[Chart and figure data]
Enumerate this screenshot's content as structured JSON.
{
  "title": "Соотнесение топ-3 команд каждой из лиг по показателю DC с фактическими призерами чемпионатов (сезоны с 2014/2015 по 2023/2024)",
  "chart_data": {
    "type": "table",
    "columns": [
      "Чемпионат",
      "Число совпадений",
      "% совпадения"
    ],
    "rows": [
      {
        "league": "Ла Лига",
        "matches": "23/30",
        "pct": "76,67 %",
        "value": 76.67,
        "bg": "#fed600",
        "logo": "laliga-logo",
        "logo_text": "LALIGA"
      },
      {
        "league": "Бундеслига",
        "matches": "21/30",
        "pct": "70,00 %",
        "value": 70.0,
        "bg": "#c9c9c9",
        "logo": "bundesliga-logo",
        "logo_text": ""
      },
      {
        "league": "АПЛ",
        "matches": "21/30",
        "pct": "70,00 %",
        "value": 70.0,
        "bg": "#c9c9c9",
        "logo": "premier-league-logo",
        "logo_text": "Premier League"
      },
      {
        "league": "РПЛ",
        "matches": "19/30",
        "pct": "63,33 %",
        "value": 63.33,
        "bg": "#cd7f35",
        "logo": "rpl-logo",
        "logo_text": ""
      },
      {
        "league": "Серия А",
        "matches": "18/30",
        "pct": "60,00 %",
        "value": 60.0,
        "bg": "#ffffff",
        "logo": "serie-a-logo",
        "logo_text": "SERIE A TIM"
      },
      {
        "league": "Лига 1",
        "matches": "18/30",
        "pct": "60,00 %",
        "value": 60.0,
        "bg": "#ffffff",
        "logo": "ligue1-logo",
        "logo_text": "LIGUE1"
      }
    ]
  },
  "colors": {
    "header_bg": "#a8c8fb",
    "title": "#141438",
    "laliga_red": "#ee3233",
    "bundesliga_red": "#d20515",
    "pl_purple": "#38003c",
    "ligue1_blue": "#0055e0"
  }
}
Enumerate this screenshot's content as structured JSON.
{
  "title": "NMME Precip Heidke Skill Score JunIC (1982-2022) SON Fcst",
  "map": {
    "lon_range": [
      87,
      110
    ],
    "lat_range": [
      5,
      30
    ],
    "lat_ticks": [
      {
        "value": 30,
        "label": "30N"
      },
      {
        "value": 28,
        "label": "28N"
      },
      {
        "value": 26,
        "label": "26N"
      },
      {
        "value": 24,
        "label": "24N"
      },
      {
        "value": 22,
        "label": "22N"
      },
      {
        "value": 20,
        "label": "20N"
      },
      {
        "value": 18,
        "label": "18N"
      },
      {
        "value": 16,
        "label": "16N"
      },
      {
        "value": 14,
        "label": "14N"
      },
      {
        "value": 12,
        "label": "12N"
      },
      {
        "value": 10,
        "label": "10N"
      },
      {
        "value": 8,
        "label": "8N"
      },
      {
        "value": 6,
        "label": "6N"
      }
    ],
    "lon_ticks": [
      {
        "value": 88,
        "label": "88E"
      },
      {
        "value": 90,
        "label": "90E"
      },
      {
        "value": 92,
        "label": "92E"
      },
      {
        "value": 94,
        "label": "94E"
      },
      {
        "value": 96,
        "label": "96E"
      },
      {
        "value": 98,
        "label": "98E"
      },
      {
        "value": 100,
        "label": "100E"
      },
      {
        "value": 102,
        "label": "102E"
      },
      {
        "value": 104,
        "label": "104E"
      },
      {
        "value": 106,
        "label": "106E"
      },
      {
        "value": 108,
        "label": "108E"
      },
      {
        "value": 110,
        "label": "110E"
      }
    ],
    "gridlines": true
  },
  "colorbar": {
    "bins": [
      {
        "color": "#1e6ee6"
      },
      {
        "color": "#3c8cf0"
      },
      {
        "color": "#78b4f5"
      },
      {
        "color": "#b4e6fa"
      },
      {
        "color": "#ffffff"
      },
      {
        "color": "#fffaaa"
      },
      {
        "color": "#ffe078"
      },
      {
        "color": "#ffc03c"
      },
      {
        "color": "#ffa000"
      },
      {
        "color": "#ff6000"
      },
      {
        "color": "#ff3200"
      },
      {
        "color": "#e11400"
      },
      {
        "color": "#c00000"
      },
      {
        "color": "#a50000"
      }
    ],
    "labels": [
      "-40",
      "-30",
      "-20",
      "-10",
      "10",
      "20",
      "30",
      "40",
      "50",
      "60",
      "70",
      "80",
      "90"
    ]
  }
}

Problem to work on:
Repeat the data precisely, line by line.

Complete output:
Enumerate this screenshot's content as structured JSON.
{
  "title": "Соотнесение топ-3 команд каждой из лиг по показателю DC с фактическими призерами чемпионатов (сезоны с 2014/2015 по 2023/2024)",
  "chart_data": {
    "type": "table",
    "columns": [
      "Чемпионат",
      "Число совпадений",
      "% совпадения"
    ],
    "rows": [
      {
        "league": "Ла Лига",
        "matches": "23/30",
        "pct": "76,67 %",
        "value": 76.67,
        "bg": "#fed600",
        "logo": "laliga-logo",
        "logo_text": "LALIGA"
      },
      {
        "league": "Бундеслига",
        "matches": "21/30",
        "pct": "70,00 %",
        "value": 70.0,
        "bg": "#c9c9c9",
        "logo": "bundesliga-logo",
        "logo_text": ""
      },
      {
        "league": "АПЛ",
        "matches": "21/30",
        "pct": "70,00 %",
        "value": 70.0,
        "bg": "#c9c9c9",
        "logo": "premier-league-logo",
        "logo_text": "Premier League"
      },
      {
        "league": "РПЛ",
        "matches": "19/30",
        "pct": "63,33 %",
        "value": 63.33,
        "bg": "#cd7f35",
        "logo": "rpl-logo",
        "logo_text": ""
      },
      {
        "league": "Серия А",
        "matches": "18/30",
        "pct": "60,00 %",
        "value": 60.0,
        "bg": "#ffffff",
        "logo": "serie-a-logo",
        "logo_text": "SERIE A TIM"
      },
      {
        "league": "Лига 1",
        "matches": "18/30",
        "pct": "60,00 %",
        "value": 60.0,
        "bg": "#ffffff",
        "logo": "ligue1-logo",
        "logo_text": "LIGUE1"
      }
    ]
  },
  "colors": {
    "header_bg": "#a8c8fb",
    "title": "#141438",
    "laliga_red": "#ee3233",
    "bundesliga_red": "#d20515",
    "pl_purple": "#38003c",
    "ligue1_blue": "#0055e0"
  }
}
Enumerate this screenshot's content as structured JSON.
{
  "title": "NMME Precip Heidke Skill Score JunIC (1982-2022) SON Fcst",
  "map": {
    "lon_range": [
      87,
      110
    ],
    "lat_range": [
      5,
      30
    ],
    "lat_ticks": [
      {
        "value": 30,
        "label": "30N"
      },
      {
        "value": 28,
        "label": "28N"
      },
      {
        "value": 26,
        "label": "26N"
      },
      {
        "value": 24,
        "label": "24N"
      },
      {
        "value": 22,
        "label": "22N"
      },
      {
        "value": 20,
        "label": "20N"
      },
      {
        "value": 18,
        "label": "18N"
      },
      {
        "value": 16,
        "label": "16N"
      },
      {
        "value": 14,
        "label": "14N"
      },
      {
        "value": 12,
        "label": "12N"
      },
      {
        "value": 10,
        "label": "10N"
      },
      {
        "value": 8,
        "label": "8N"
      },
      {
        "value": 6,
        "label": "6N"
      }
    ],
    "lon_ticks": [
      {
        "value": 88,
        "label": "88E"
      },
      {
        "value": 90,
        "label": "90E"
      },
      {
        "value": 92,
        "label": "92E"
      },
      {
        "value": 94,
        "label": "94E"
      },
      {
        "value": 96,
        "label": "96E"
      },
      {
        "value": 98,
        "label": "98E"
      },
      {
        "value": 100,
        "label": "100E"
      },
      {
        "value": 102,
        "label": "102E"
      },
      {
        "value": 104,
        "label": "104E"
      },
      {
        "value": 106,
        "label": "106E"
      },
      {
        "value": 108,
        "label": "108E"
      },
      {
        "value": 110,
        "label": "110E"
      }
    ],
    "gridlines": true
  },
  "colorbar": {
    "bins": [
      {
        "color": "#1e6ee6"
      },
      {
        "color": "#3c8cf0"
      },
      {
        "color": "#78b4f5"
      },
      {
        "color": "#b4e6fa"
      },
      {
        "color": "#ffffff"
      },
      {
        "color": "#fffaaa"
      },
      {
        "color": "#ffe078"
      },
      {
        "color": "#ffc03c"
      },
      {
        "color": "#ffa000"
      },
      {
        "color": "#ff6000"
      },
      {
        "color": "#ff3200"
      },
      {
        "color": "#e11400"
      },
      {
        "color": "#c00000"
      },
      {
        "color": "#a50000"
      }
    ],
    "labels": [
      "-40",
      "-30",
      "-20",
      "-10",
      "10",
      "20",
      "30",
      "40",
      "50",
      "60",
      "70",
      "80",
      "90"
    ]
  }
}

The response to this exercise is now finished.